__What this task involves__: List each line of the data that holds the string "title".

-- START Records --

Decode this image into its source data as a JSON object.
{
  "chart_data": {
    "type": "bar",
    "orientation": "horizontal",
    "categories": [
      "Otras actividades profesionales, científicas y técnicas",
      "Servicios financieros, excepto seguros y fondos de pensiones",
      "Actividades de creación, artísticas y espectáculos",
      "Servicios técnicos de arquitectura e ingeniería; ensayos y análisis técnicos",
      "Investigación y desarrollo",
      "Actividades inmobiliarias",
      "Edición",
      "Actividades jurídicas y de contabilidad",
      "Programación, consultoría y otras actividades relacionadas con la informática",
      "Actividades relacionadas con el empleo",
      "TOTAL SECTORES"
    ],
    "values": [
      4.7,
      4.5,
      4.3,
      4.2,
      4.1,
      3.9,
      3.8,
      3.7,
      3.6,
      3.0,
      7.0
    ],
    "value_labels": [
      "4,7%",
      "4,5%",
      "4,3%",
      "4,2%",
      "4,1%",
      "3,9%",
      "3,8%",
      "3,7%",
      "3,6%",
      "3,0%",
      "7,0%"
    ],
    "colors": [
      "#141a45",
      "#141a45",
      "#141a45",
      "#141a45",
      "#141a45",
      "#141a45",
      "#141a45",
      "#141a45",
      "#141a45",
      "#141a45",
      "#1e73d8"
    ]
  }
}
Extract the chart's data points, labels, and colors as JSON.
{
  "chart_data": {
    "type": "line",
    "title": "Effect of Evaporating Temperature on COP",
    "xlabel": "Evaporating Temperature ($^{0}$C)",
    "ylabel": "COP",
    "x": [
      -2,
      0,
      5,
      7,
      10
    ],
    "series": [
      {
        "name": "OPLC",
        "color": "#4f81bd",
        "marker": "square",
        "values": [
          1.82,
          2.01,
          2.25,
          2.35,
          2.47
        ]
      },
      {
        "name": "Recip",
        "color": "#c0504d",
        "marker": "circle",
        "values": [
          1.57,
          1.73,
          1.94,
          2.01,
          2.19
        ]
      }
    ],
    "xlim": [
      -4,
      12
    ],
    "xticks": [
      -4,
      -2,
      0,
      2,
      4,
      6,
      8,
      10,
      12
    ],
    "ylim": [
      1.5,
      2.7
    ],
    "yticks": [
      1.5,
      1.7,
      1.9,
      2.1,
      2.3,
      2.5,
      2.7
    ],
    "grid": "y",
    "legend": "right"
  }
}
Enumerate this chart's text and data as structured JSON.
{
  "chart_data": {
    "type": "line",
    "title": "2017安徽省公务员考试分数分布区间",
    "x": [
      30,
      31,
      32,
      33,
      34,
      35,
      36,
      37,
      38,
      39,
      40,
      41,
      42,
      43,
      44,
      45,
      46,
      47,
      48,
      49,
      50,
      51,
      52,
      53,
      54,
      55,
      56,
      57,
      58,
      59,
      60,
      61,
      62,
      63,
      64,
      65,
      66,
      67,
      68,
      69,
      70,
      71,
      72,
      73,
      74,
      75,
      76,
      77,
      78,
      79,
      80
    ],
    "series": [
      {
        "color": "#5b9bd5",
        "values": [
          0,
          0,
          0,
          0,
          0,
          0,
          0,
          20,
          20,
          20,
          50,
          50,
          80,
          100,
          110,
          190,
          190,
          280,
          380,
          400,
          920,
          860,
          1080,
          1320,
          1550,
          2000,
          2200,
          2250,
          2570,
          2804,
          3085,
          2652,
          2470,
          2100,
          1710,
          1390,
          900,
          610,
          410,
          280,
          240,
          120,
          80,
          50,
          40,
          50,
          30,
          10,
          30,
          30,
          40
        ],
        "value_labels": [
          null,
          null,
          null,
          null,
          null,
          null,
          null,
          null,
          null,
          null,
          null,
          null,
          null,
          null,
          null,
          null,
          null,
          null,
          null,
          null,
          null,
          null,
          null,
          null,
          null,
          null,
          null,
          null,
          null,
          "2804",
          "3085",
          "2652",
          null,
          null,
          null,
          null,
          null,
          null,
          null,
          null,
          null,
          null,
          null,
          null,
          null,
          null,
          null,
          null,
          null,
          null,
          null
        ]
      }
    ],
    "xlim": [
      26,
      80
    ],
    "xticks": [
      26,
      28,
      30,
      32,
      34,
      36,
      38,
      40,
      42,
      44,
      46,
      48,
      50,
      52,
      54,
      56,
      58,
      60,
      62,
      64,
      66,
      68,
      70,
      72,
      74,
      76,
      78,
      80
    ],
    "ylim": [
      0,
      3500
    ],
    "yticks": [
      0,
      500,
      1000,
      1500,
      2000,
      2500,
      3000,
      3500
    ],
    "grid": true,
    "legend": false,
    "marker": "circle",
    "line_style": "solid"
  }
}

-- END Records --

__Response to the exercise__:
    "title": "Effect of Evaporating Temperature on COP",
    "title": "2017安徽省公务员考试分数分布区间",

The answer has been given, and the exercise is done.